Short problem: Give, as a bare number, the count of lines that contain the word "sales".

>> begin

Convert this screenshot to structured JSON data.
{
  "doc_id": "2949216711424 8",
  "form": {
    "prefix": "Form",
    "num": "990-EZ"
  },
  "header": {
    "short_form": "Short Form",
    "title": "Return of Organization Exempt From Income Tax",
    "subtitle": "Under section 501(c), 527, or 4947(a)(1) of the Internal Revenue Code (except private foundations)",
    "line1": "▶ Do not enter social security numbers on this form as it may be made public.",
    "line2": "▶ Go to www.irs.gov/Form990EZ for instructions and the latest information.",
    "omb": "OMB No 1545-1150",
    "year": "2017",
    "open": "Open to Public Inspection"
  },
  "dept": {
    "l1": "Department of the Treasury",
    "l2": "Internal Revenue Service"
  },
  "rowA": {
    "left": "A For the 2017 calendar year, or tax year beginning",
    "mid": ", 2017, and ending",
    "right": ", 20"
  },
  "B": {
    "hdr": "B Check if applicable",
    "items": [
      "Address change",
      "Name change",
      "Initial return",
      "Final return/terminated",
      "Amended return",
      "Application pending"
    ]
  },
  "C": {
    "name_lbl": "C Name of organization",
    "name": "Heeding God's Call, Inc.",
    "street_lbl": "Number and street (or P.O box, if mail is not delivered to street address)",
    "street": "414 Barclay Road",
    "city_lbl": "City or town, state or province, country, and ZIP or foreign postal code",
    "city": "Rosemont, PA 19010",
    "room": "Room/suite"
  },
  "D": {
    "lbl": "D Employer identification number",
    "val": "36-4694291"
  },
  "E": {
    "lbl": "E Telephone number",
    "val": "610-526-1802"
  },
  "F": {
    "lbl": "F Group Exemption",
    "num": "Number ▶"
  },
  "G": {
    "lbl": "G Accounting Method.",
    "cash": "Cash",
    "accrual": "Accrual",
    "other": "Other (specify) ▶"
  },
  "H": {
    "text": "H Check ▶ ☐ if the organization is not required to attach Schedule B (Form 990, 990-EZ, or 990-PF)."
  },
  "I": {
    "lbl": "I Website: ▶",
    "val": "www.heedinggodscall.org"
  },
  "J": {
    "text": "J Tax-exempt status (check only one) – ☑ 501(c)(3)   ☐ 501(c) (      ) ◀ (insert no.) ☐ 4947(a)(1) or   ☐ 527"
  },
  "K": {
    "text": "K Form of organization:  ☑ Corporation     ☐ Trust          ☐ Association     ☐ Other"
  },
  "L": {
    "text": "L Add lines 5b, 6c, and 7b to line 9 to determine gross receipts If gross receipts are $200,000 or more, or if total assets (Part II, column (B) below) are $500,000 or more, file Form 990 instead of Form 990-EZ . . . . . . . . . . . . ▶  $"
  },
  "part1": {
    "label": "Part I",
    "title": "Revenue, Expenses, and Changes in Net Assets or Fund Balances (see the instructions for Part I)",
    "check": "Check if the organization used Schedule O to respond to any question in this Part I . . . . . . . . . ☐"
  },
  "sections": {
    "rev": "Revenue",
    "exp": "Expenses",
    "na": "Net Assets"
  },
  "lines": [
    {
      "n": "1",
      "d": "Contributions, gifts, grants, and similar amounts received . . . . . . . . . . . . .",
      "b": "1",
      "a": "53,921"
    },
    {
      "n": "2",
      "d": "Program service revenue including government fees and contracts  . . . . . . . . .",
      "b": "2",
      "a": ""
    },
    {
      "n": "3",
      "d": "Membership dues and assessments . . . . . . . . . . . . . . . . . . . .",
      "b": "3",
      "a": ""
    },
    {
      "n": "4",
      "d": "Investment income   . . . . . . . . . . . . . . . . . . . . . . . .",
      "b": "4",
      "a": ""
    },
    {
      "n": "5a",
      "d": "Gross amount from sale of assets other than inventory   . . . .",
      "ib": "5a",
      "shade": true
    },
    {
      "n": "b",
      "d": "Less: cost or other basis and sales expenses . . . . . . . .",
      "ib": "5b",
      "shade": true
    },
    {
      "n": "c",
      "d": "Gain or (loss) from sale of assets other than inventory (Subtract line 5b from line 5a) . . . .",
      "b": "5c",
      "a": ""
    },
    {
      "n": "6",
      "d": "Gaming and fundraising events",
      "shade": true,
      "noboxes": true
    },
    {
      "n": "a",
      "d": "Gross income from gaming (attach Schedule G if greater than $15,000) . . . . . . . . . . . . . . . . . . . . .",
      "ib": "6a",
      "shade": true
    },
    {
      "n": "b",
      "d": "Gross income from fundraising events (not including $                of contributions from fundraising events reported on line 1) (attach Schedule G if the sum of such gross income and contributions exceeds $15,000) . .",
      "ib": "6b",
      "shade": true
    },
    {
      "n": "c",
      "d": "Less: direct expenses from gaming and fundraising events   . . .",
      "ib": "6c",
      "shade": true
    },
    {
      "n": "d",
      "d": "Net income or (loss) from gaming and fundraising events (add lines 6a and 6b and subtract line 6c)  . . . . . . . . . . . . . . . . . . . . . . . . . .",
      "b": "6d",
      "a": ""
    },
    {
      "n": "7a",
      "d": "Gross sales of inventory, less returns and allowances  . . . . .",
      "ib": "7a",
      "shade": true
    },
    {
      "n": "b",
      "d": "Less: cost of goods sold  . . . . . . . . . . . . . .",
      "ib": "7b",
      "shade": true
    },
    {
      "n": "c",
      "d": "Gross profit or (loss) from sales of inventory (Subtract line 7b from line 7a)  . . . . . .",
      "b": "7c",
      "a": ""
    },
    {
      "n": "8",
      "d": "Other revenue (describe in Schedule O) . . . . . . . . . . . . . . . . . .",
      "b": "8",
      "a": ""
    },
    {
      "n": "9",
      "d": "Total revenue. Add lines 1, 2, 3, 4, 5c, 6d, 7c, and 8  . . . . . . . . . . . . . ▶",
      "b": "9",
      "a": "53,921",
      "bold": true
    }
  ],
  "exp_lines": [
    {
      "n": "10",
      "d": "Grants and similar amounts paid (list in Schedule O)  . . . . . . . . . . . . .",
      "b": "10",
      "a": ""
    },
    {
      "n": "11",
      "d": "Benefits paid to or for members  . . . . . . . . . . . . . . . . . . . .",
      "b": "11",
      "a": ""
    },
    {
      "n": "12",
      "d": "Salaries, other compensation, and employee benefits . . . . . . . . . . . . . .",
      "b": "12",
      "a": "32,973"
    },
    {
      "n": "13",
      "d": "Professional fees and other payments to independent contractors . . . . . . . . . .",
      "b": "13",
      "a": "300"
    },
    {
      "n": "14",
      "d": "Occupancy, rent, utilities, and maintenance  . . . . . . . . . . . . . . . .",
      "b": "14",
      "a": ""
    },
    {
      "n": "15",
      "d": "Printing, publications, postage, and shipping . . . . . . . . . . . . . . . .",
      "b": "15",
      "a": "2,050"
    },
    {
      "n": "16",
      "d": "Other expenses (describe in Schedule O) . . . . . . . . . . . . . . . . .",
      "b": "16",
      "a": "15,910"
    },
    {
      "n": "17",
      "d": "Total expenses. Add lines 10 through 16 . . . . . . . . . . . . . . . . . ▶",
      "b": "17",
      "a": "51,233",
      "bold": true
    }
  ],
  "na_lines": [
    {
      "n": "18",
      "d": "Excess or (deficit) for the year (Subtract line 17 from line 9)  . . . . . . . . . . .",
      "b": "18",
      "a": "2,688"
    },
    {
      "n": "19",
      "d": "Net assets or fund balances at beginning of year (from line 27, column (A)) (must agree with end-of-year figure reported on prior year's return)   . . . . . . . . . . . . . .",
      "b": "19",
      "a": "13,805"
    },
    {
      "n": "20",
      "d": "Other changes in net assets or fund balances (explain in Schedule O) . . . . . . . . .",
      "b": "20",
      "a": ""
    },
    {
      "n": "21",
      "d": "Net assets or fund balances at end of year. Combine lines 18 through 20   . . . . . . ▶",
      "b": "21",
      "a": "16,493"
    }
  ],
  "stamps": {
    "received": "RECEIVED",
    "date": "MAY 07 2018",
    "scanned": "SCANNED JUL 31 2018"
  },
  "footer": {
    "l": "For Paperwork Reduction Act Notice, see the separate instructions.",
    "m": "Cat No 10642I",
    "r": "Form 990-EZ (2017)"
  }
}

>> end

Output of the task: 3